Set down each line of the material that follows, exactly, with no pictures.
### Data in this exercise ###
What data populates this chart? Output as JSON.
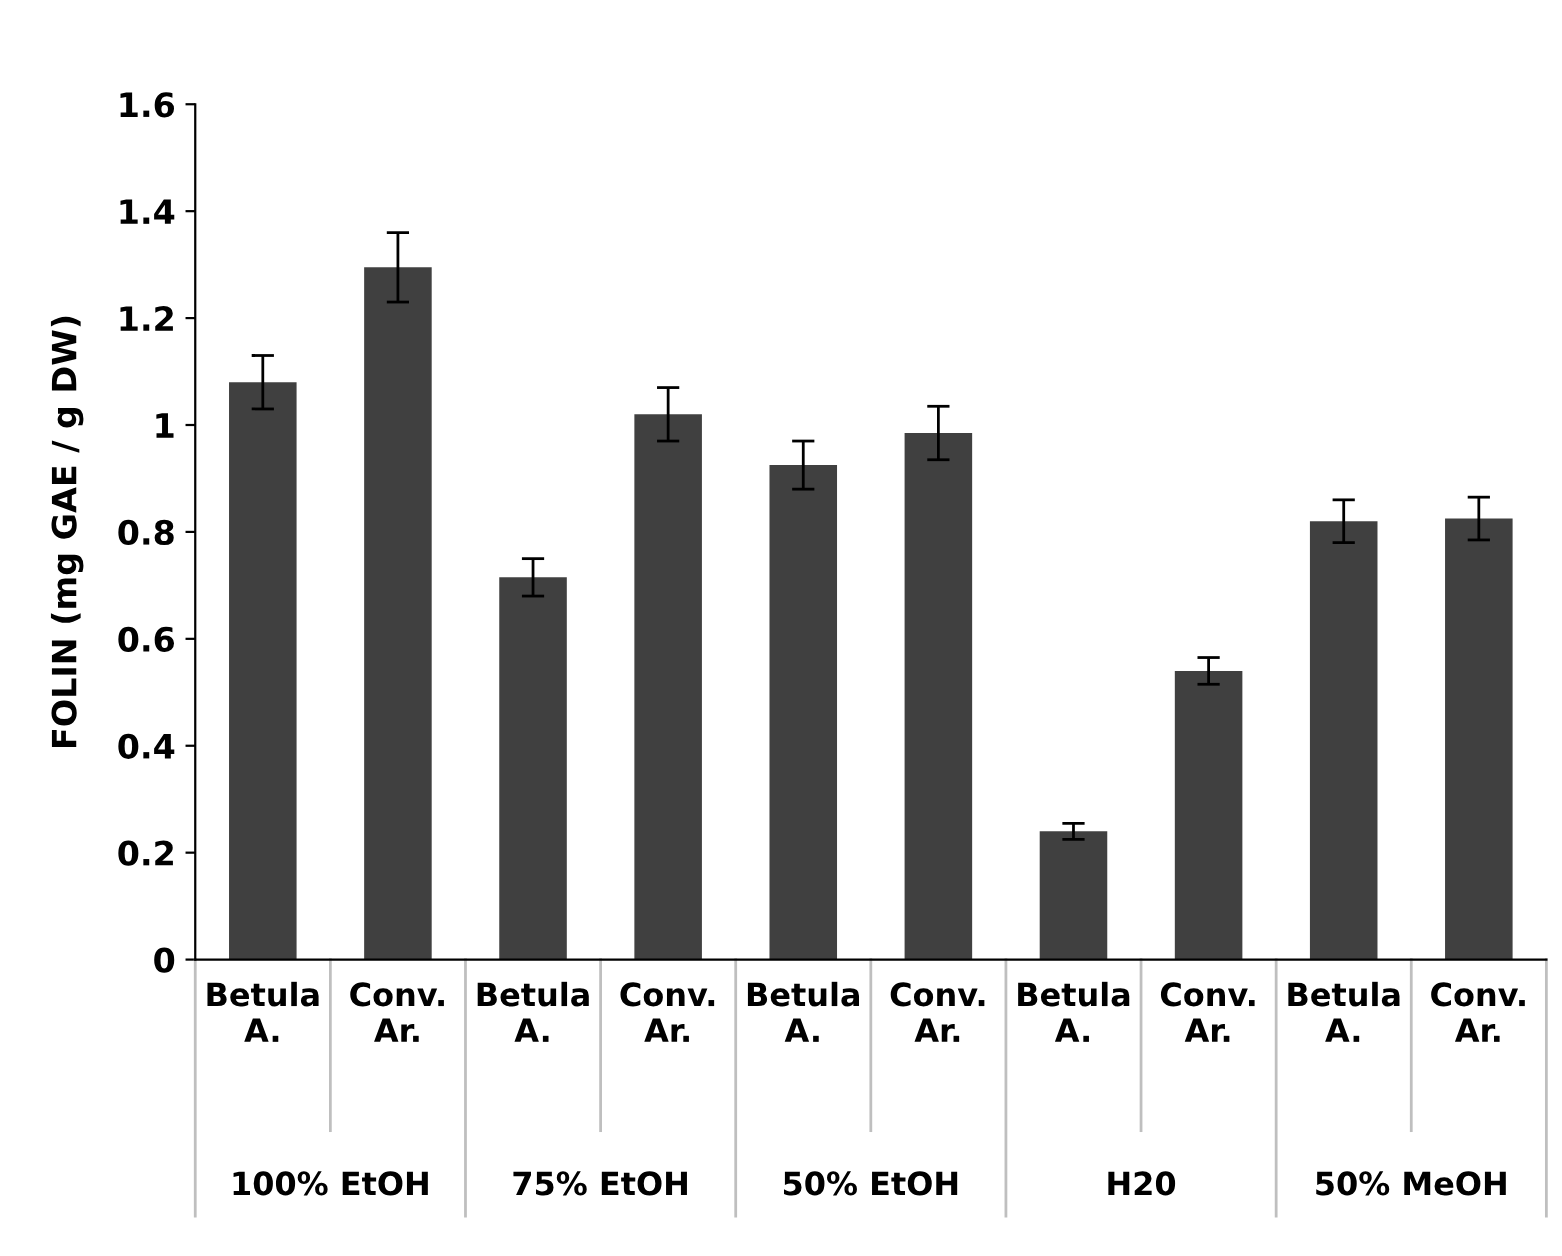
{
  "chart_data": {
    "type": "bar",
    "ylabel": "FOLIN (mg GAE / g DW)",
    "categories": [
      "Betula A.",
      "Conv. Ar.",
      "Betula A.",
      "Conv. Ar.",
      "Betula A.",
      "Conv. Ar.",
      "Betula A.",
      "Conv. Ar.",
      "Betula A.",
      "Conv. Ar."
    ],
    "values": [
      1.08,
      1.295,
      0.715,
      1.02,
      0.925,
      0.985,
      0.24,
      0.54,
      0.82,
      0.825
    ],
    "errors": [
      0.05,
      0.065,
      0.035,
      0.05,
      0.045,
      0.05,
      0.015,
      0.025,
      0.04,
      0.04
    ],
    "color": "#404040",
    "ylim": [
      0,
      1.6
    ],
    "yticks": [
      0,
      0.2,
      0.4,
      0.6,
      0.8,
      1,
      1.2,
      1.4,
      1.6
    ],
    "grid": false,
    "annotations": [
      "100% EtOH",
      "75% EtOH",
      "50% EtOH",
      "H20",
      "50% MeOH"
    ]
  }
}
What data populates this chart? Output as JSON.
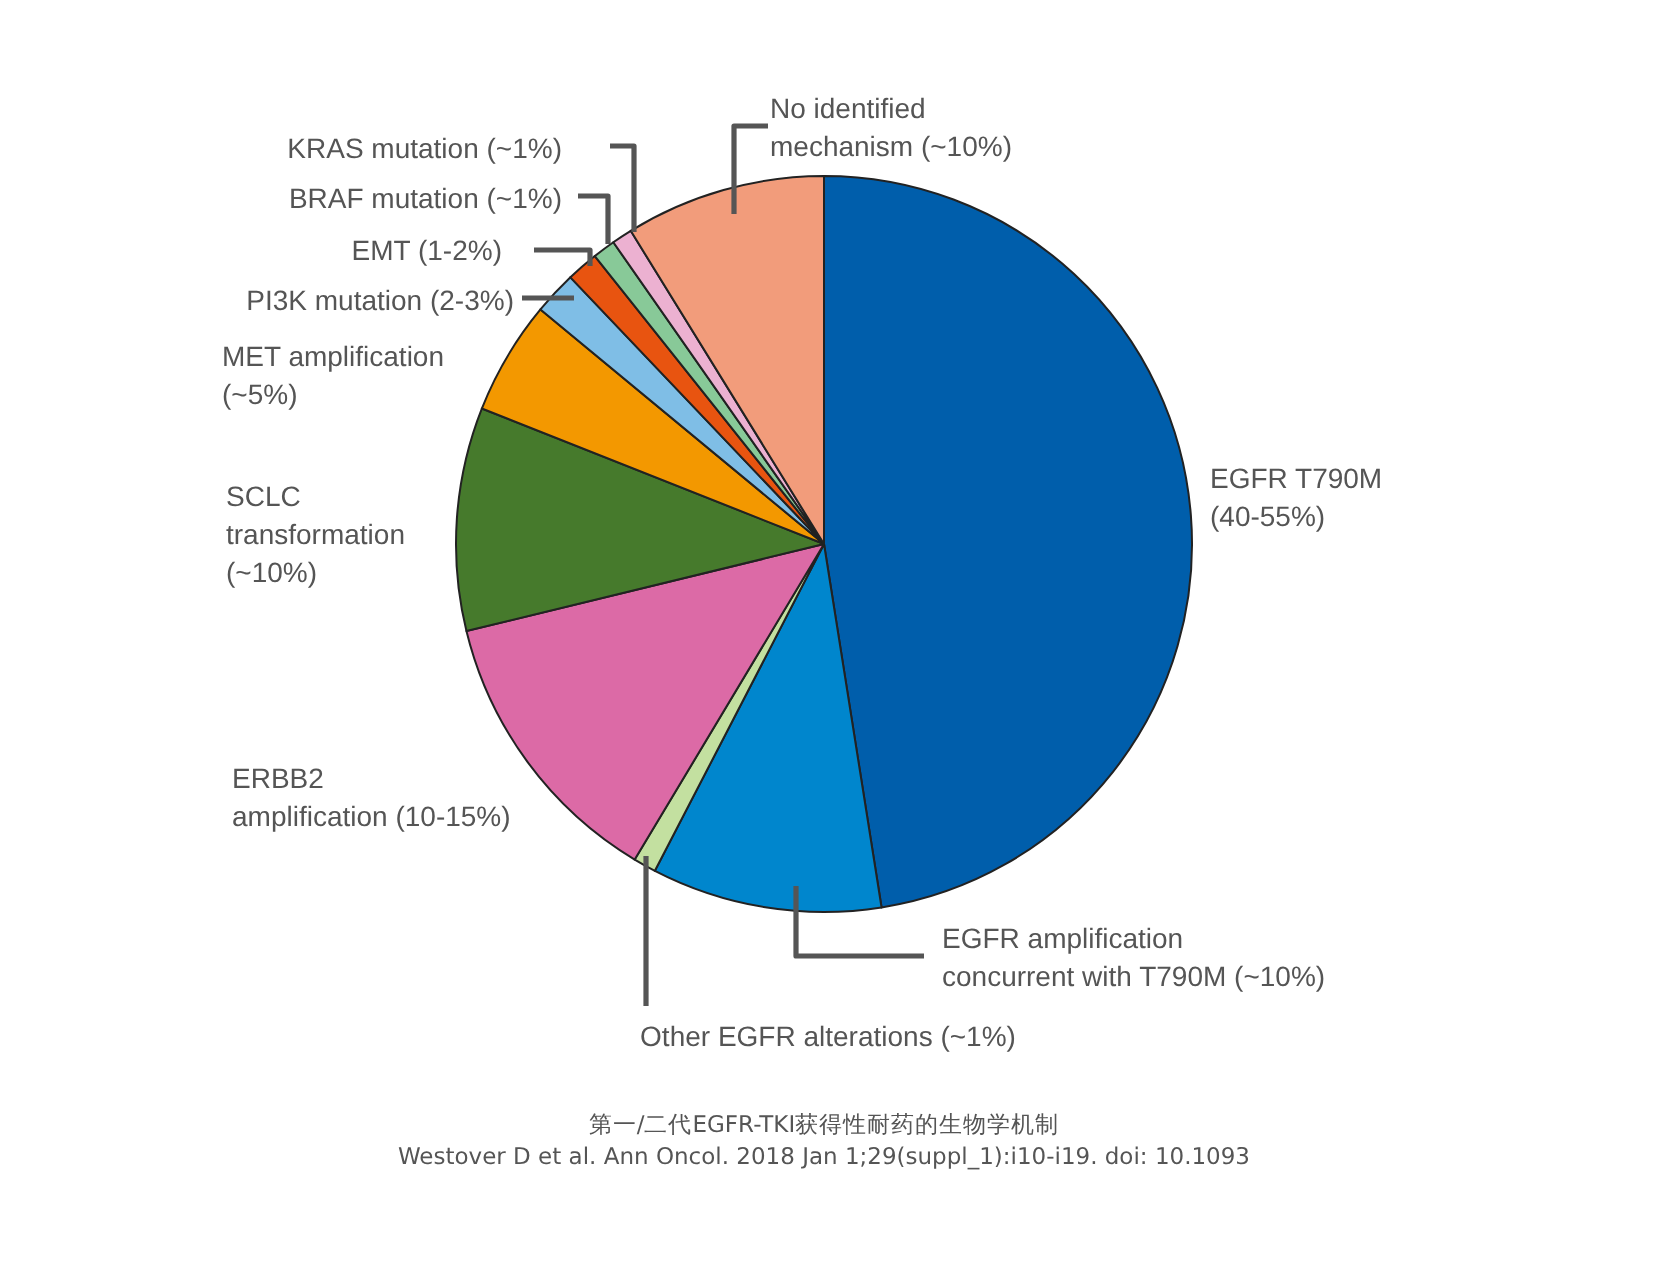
{
  "chart_data": {
    "type": "pie",
    "categories": [
      "EGFR T790M\n(40-55%)",
      "EGFR amplification\nconcurrent with T790M (~10%)",
      "Other EGFR alterations (~1%)",
      "ERBB2\namplification (10-15%)",
      "SCLC\ntransformation\n(~10%)",
      "MET amplification\n(~5%)",
      "PI3K mutation (2-3%)",
      "EMT (1-2%)",
      "BRAF mutation (~1%)",
      "KRAS mutation (~1%)",
      "No identified\nmechanism (~10%)"
    ],
    "values": [
      47.5,
      10.1,
      1.0,
      12.6,
      9.8,
      5.0,
      1.9,
      1.4,
      1.0,
      0.9,
      8.8
    ],
    "colors": [
      "#005eab",
      "#0086cd",
      "#c3e0a0",
      "#dc6aa6",
      "#467a2c",
      "#f39800",
      "#7fbee6",
      "#e85410",
      "#88c998",
      "#ecb1d1",
      "#f29c7b"
    ],
    "annotations": [
      "第一/二代EGFR-TKI获得性耐药的生物学机制",
      "Westover D et al. Ann Oncol. 2018 Jan 1;29(suppl_1):i10-i19. doi: 10.1093"
    ]
  }
}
###
### Expected output
What data populates this chart? Output as JSON.
{
  "chart_data": {
    "type": "bar",
    "ylabel": "FOLIN (mg GAE / g DW)",
    "categories": [
      "Betula A.",
      "Conv. Ar.",
      "Betula A.",
      "Conv. Ar.",
      "Betula A.",
      "Conv. Ar.",
      "Betula A.",
      "Conv. Ar.",
      "Betula A.",
      "Conv. Ar."
    ],
    "values": [
      1.08,
      1.295,
      0.715,
      1.02,
      0.925,
      0.985,
      0.24,
      0.54,
      0.82,
      0.825
    ],
    "errors": [
      0.05,
      0.065,
      0.035,
      0.05,
      0.045,
      0.05,
      0.015,
      0.025,
      0.04,
      0.04
    ],
    "color": "#404040",
    "ylim": [
      0,
      1.6
    ],
    "yticks": [
      0,
      0.2,
      0.4,
      0.6,
      0.8,
      1,
      1.2,
      1.4,
      1.6
    ],
    "grid": false,
    "annotations": [
      "100% EtOH",
      "75% EtOH",
      "50% EtOH",
      "H20",
      "50% MeOH"
    ]
  }
}
What data populates this chart? Output as JSON.
{
  "chart_data": {
    "type": "pie",
    "categories": [
      "EGFR T790M\n(40-55%)",
      "EGFR amplification\nconcurrent with T790M (~10%)",
      "Other EGFR alterations (~1%)",
      "ERBB2\namplification (10-15%)",
      "SCLC\ntransformation\n(~10%)",
      "MET amplification\n(~5%)",
      "PI3K mutation (2-3%)",
      "EMT (1-2%)",
      "BRAF mutation (~1%)",
      "KRAS mutation (~1%)",
      "No identified\nmechanism (~10%)"
    ],
    "values": [
      47.5,
      10.1,
      1.0,
      12.6,
      9.8,
      5.0,
      1.9,
      1.4,
      1.0,
      0.9,
      8.8
    ],
    "colors": [
      "#005eab",
      "#0086cd",
      "#c3e0a0",
      "#dc6aa6",
      "#467a2c",
      "#f39800",
      "#7fbee6",
      "#e85410",
      "#88c998",
      "#ecb1d1",
      "#f29c7b"
    ],
    "annotations": [
      "第一/二代EGFR-TKI获得性耐药的生物学机制",
      "Westover D et al. Ann Oncol. 2018 Jan 1;29(suppl_1):i10-i19. doi: 10.1093"
    ]
  }
}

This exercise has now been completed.